_Material supplied:_
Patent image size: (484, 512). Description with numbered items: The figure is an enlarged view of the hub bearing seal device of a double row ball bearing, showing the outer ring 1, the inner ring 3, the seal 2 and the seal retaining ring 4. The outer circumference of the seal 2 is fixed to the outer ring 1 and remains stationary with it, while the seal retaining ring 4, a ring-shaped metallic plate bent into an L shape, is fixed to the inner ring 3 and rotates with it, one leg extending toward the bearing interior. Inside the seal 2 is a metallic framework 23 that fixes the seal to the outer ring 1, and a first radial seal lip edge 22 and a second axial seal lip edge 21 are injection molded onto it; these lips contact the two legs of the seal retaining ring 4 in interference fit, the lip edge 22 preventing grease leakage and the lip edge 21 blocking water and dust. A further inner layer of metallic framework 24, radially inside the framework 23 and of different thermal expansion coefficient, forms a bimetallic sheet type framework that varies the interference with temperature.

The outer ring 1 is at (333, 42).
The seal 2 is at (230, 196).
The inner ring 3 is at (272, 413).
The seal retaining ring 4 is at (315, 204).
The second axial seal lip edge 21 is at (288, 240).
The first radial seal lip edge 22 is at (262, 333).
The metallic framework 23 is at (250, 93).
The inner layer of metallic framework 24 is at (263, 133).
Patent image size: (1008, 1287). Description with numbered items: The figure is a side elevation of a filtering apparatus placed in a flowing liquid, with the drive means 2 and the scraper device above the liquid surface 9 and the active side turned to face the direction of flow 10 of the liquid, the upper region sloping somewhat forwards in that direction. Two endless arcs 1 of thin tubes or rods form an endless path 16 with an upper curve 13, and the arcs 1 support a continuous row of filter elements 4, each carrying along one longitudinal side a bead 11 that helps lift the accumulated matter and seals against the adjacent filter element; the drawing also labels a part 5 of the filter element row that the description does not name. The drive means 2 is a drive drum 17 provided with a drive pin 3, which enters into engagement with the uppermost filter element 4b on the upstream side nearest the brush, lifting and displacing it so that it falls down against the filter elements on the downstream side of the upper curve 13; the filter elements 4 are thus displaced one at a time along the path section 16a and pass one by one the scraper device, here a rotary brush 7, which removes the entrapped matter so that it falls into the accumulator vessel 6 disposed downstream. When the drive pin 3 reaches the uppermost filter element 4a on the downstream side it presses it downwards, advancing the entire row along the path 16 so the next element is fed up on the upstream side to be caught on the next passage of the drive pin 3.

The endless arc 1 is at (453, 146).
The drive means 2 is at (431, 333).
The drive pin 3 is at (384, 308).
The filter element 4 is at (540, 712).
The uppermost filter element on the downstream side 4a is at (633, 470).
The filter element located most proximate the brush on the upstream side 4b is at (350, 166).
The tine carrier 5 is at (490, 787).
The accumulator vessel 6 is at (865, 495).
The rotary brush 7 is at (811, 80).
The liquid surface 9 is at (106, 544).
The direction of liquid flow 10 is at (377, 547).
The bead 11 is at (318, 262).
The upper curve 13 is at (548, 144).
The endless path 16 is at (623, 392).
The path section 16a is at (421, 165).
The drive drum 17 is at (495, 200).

_Short exercise:_ Find each line in the records containing the word "bead" and copy those lines out in full.

_Solution to this exercise:_
Patent image size: (1008, 1287). Description with numbered items: The figure is a side elevation of a filtering apparatus placed in a flowing liquid, with the drive means 2 and the scraper device above the liquid surface 9 and the active side turned to face the direction of flow 10 of the liquid, the upper region sloping somewhat forwards in that direction. Two endless arcs 1 of thin tubes or rods form an endless path 16 with an upper curve 13, and the arcs 1 support a continuous row of filter elements 4, each carrying along one longitudinal side a bead 11 that helps lift the accumulated matter and seals against the adjacent filter element; the drawing also labels a part 5 of the filter element row that the description does not name. The drive means 2 is a drive drum 17 provided with a drive pin 3, which enters into engagement with the uppermost filter element 4b on the upstream side nearest the brush, lifting and displacing it so that it falls down against the filter elements on the downstream side of the upper curve 13; the filter elements 4 are thus displaced one at a time along the path section 16a and pass one by one the scraper device, here a rotary brush 7, which removes the entrapped matter so that it falls into the accumulator vessel 6 disposed downstream. When the drive pin 3 reaches the uppermost filter element 4a on the downstream side it presses it downwards, advancing the entire row along the path 16 so the next element is fed up on the upstream side to be caught on the next passage of the drive pin 3.
The bead 11 is at (318, 262).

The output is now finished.